Show every line in the records below that contains the word "déplacée".

Start The records

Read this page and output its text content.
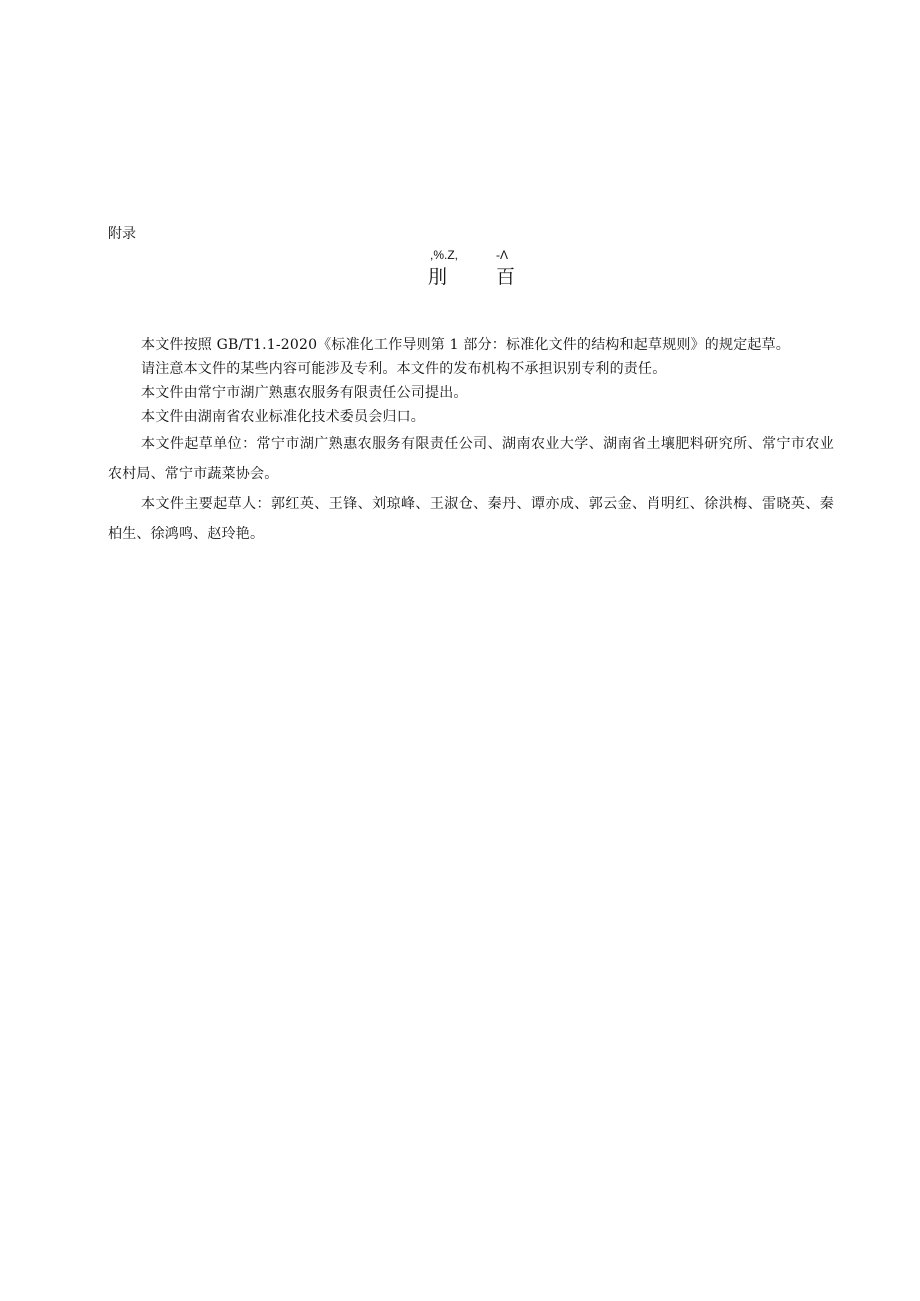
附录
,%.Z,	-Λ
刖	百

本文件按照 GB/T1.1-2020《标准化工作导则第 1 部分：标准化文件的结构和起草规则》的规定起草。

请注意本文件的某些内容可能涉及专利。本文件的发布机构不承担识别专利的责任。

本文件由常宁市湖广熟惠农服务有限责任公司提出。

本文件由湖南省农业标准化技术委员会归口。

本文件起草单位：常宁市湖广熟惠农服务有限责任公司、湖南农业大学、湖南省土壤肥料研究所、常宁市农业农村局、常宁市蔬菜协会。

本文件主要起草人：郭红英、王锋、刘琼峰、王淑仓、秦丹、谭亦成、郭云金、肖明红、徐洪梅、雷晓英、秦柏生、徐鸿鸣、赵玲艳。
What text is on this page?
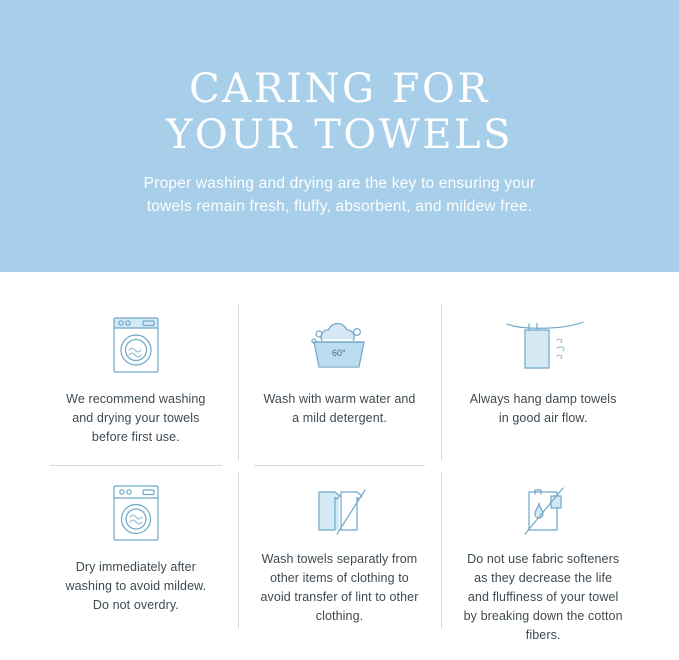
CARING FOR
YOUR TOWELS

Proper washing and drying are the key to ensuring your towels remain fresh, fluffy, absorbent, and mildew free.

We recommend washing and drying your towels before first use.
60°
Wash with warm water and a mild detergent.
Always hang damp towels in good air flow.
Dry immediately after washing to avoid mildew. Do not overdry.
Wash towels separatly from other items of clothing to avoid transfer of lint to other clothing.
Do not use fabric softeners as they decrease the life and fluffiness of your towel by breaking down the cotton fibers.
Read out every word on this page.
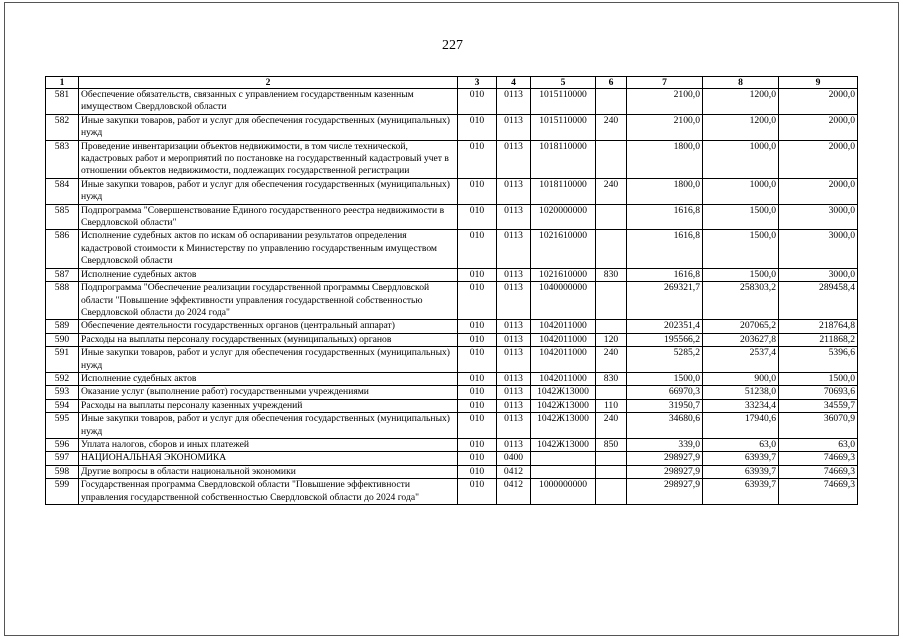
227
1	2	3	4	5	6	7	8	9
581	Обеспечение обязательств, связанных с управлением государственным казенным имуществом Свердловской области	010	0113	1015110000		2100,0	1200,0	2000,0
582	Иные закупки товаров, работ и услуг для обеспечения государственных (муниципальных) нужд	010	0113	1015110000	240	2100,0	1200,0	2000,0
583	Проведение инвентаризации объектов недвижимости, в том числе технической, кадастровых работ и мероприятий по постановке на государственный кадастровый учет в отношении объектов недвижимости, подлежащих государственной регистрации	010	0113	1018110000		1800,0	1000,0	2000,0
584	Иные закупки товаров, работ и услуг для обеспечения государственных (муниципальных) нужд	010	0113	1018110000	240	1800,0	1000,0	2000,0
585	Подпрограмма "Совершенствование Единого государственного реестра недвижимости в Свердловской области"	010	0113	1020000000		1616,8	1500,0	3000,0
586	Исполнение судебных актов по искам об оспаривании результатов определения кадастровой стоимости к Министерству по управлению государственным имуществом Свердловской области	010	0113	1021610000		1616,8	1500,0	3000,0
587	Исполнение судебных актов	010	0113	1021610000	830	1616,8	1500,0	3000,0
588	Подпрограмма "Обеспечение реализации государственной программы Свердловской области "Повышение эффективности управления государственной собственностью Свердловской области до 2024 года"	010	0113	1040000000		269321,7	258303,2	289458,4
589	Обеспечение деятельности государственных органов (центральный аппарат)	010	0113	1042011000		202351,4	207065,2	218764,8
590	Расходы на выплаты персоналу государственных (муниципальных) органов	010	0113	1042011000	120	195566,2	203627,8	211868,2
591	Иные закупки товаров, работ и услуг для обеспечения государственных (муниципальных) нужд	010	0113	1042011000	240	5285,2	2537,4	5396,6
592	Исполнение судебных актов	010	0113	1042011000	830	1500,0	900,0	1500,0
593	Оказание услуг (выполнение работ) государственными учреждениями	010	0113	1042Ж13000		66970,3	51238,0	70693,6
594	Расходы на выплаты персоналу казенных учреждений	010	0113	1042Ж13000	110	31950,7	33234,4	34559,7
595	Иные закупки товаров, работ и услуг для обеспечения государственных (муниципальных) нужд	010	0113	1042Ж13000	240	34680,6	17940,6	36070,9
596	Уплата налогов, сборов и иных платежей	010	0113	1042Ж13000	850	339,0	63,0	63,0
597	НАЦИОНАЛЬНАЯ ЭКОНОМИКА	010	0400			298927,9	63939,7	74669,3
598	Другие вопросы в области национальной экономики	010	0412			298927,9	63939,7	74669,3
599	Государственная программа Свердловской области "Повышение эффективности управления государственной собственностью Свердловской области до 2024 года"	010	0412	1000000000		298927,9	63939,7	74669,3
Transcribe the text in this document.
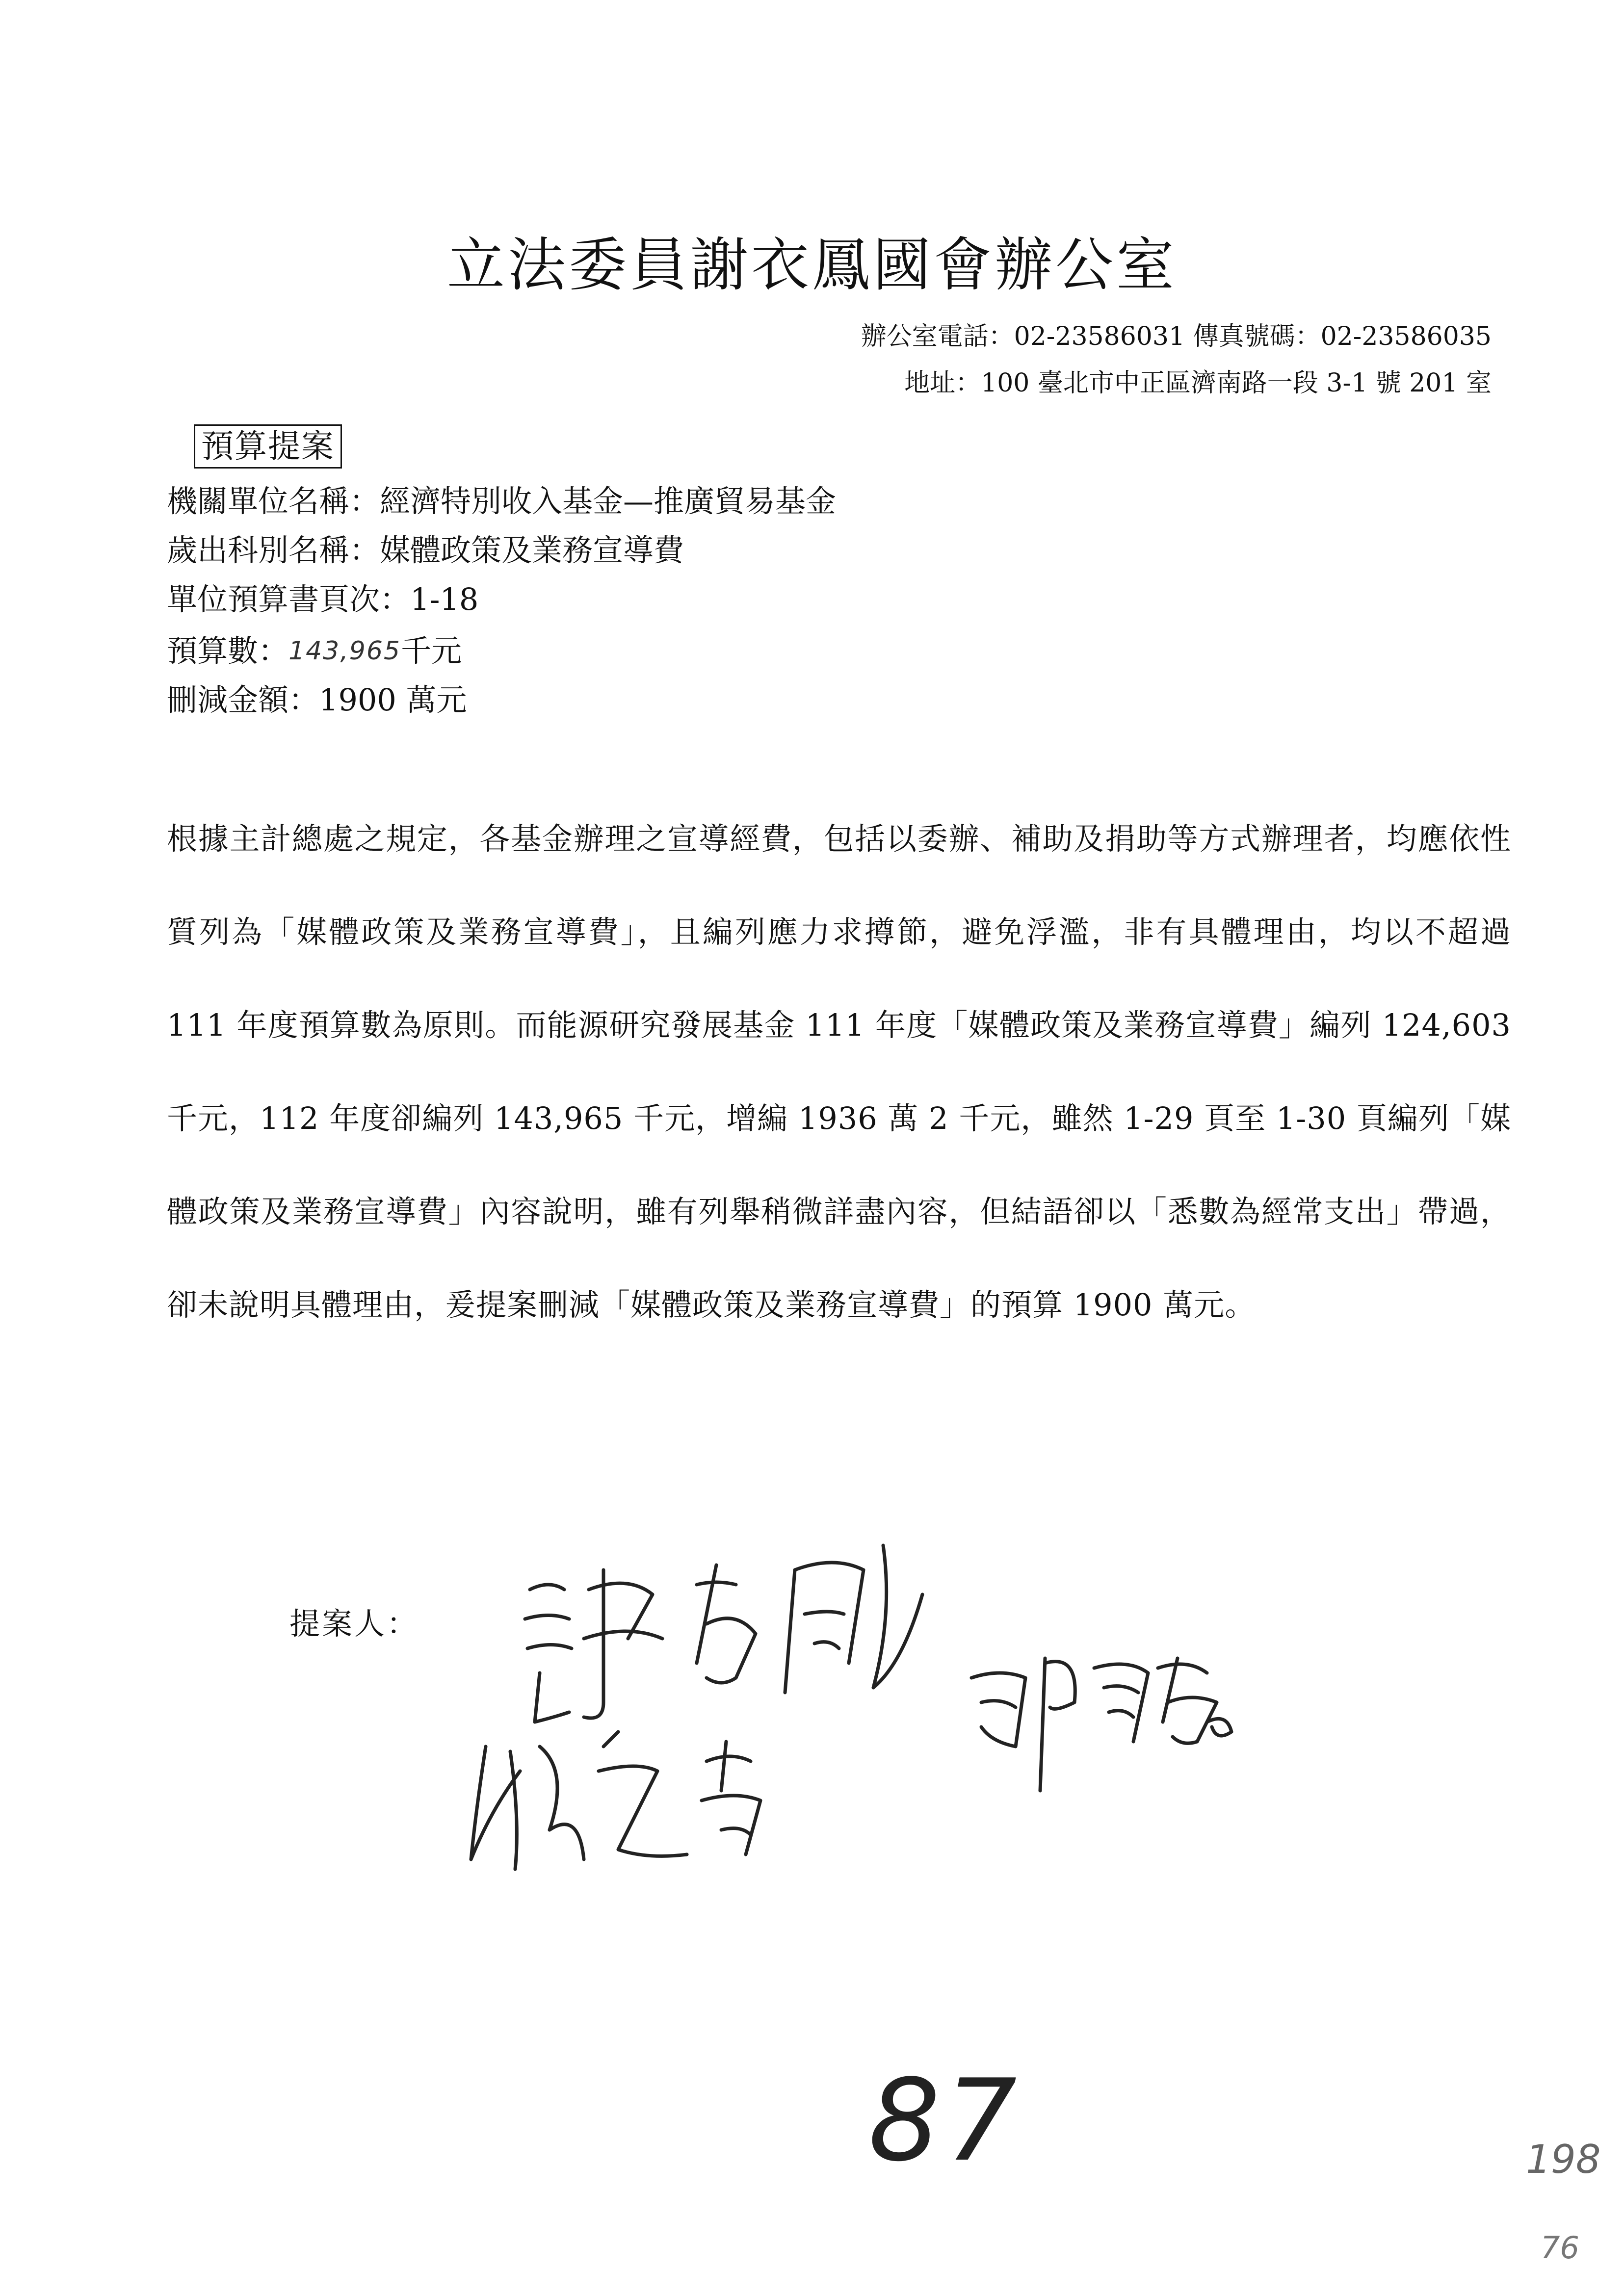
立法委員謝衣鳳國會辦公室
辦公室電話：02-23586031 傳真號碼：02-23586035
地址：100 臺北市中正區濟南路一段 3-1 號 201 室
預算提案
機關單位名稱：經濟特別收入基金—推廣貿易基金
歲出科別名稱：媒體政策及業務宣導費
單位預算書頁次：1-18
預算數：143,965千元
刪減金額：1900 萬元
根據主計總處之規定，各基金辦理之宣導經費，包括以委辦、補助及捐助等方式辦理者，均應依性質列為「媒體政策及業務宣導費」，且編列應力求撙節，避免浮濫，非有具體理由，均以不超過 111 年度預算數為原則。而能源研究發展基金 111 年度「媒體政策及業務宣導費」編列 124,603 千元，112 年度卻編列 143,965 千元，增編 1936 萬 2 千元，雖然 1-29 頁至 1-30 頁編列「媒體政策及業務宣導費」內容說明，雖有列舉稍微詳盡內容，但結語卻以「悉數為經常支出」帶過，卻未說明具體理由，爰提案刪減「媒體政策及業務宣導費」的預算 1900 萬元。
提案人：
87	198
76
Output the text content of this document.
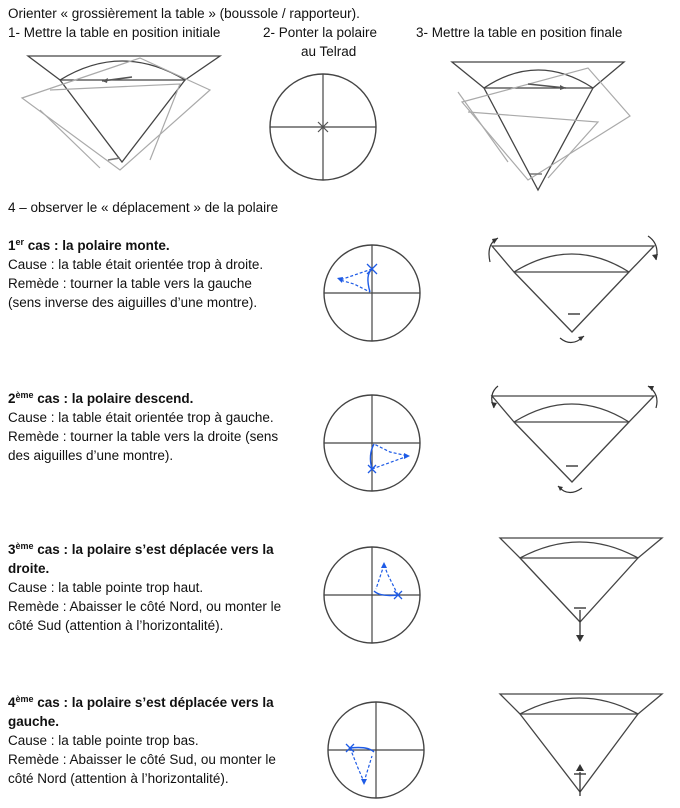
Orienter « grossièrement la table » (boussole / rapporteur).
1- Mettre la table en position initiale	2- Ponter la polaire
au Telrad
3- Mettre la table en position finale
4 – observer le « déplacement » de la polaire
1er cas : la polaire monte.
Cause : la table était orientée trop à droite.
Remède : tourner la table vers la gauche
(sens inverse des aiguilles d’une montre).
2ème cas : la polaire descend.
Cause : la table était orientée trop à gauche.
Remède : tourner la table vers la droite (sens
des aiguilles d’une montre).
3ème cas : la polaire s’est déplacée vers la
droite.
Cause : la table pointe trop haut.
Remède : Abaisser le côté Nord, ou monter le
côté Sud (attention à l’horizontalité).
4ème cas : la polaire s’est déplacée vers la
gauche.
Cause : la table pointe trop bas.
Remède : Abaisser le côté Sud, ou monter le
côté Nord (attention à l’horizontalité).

End The records

_Answer for the task_.
3ème cas : la polaire s’est déplacée vers la
4ème cas : la polaire s’est déplacée vers la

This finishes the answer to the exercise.